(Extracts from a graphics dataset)
==============================

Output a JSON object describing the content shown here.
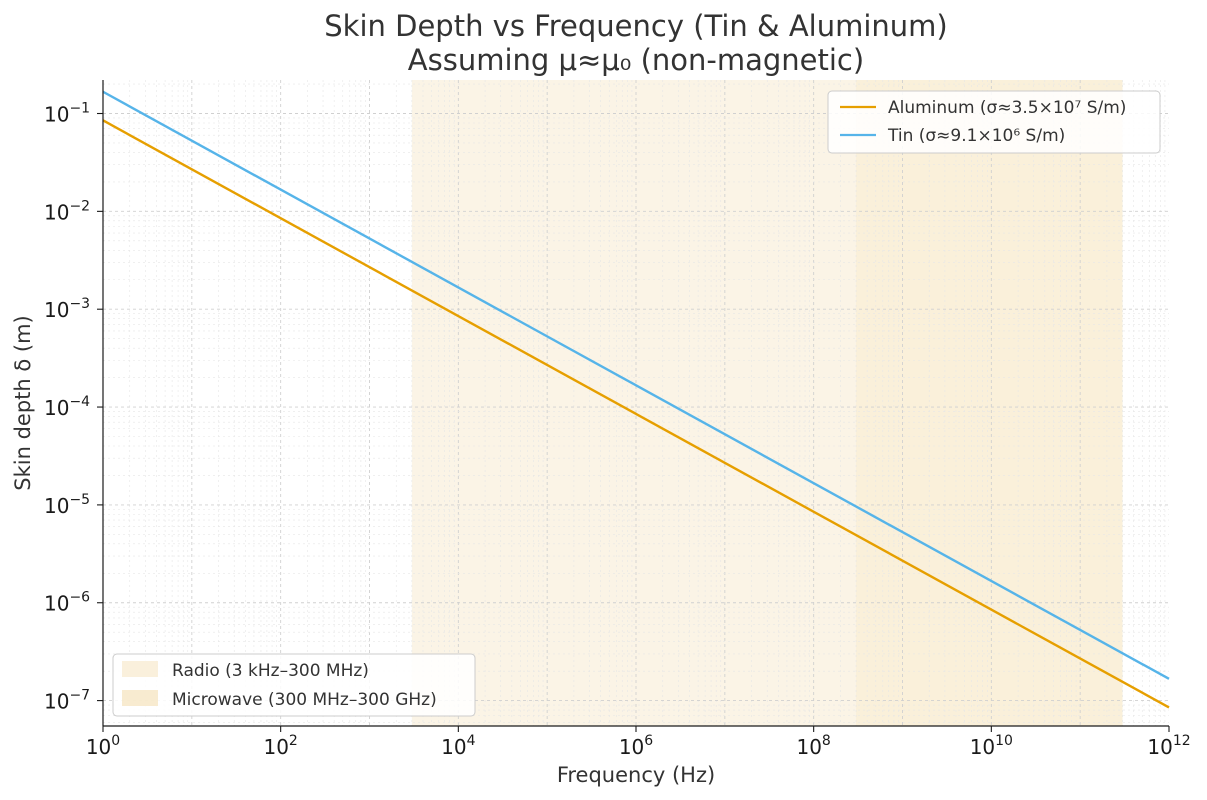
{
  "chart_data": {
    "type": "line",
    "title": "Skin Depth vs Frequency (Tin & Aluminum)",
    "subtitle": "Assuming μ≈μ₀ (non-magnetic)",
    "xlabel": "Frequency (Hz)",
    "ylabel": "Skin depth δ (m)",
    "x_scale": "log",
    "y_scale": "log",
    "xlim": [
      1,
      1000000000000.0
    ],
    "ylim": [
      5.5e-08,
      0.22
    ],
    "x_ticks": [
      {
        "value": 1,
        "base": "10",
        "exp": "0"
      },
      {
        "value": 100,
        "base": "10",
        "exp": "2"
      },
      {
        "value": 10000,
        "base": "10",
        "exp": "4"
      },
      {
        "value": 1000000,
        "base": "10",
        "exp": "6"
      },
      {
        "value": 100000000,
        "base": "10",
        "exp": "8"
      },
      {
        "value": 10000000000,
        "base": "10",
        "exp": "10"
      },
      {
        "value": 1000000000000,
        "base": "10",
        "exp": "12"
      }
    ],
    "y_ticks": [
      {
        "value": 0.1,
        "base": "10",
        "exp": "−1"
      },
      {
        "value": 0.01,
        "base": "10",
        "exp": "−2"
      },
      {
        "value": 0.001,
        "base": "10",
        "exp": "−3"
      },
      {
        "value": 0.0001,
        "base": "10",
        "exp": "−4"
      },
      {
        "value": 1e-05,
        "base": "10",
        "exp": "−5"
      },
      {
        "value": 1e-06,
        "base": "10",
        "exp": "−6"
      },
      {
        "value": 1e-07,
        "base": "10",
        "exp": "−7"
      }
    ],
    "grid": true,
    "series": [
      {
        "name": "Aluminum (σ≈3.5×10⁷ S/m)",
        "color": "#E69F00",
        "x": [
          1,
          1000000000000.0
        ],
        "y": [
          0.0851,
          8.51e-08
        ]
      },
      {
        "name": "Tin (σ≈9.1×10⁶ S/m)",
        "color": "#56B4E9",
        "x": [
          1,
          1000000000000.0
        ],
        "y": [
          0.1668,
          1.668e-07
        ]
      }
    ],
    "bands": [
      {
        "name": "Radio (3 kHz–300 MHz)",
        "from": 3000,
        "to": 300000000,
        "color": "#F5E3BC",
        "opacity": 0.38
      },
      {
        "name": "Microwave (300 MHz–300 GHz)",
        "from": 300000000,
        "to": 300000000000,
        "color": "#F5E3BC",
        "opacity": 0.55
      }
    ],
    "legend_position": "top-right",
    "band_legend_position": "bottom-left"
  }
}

==============================

- [JOB] The entries above are to be returned exactly, without their pictures.

- [ANSWER TO THIS PROBLEM]
Output a JSON object describing the content shown here.
{
  "chart_data": {
    "type": "line",
    "title": "Skin Depth vs Frequency (Tin & Aluminum)",
    "subtitle": "Assuming μ≈μ₀ (non-magnetic)",
    "xlabel": "Frequency (Hz)",
    "ylabel": "Skin depth δ (m)",
    "x_scale": "log",
    "y_scale": "log",
    "xlim": [
      1,
      1000000000000.0
    ],
    "ylim": [
      5.5e-08,
      0.22
    ],
    "x_ticks": [
      {
        "value": 1,
        "base": "10",
        "exp": "0"
      },
      {
        "value": 100,
        "base": "10",
        "exp": "2"
      },
      {
        "value": 10000,
        "base": "10",
        "exp": "4"
      },
      {
        "value": 1000000,
        "base": "10",
        "exp": "6"
      },
      {
        "value": 100000000,
        "base": "10",
        "exp": "8"
      },
      {
        "value": 10000000000,
        "base": "10",
        "exp": "10"
      },
      {
        "value": 1000000000000,
        "base": "10",
        "exp": "12"
      }
    ],
    "y_ticks": [
      {
        "value": 0.1,
        "base": "10",
        "exp": "−1"
      },
      {
        "value": 0.01,
        "base": "10",
        "exp": "−2"
      },
      {
        "value": 0.001,
        "base": "10",
        "exp": "−3"
      },
      {
        "value": 0.0001,
        "base": "10",
        "exp": "−4"
      },
      {
        "value": 1e-05,
        "base": "10",
        "exp": "−5"
      },
      {
        "value": 1e-06,
        "base": "10",
        "exp": "−6"
      },
      {
        "value": 1e-07,
        "base": "10",
        "exp": "−7"
      }
    ],
    "grid": true,
    "series": [
      {
        "name": "Aluminum (σ≈3.5×10⁷ S/m)",
        "color": "#E69F00",
        "x": [
          1,
          1000000000000.0
        ],
        "y": [
          0.0851,
          8.51e-08
        ]
      },
      {
        "name": "Tin (σ≈9.1×10⁶ S/m)",
        "color": "#56B4E9",
        "x": [
          1,
          1000000000000.0
        ],
        "y": [
          0.1668,
          1.668e-07
        ]
      }
    ],
    "bands": [
      {
        "name": "Radio (3 kHz–300 MHz)",
        "from": 3000,
        "to": 300000000,
        "color": "#F5E3BC",
        "opacity": 0.38
      },
      {
        "name": "Microwave (300 MHz–300 GHz)",
        "from": 300000000,
        "to": 300000000000,
        "color": "#F5E3BC",
        "opacity": 0.55
      }
    ],
    "legend_position": "top-right",
    "band_legend_position": "bottom-left"
  }
}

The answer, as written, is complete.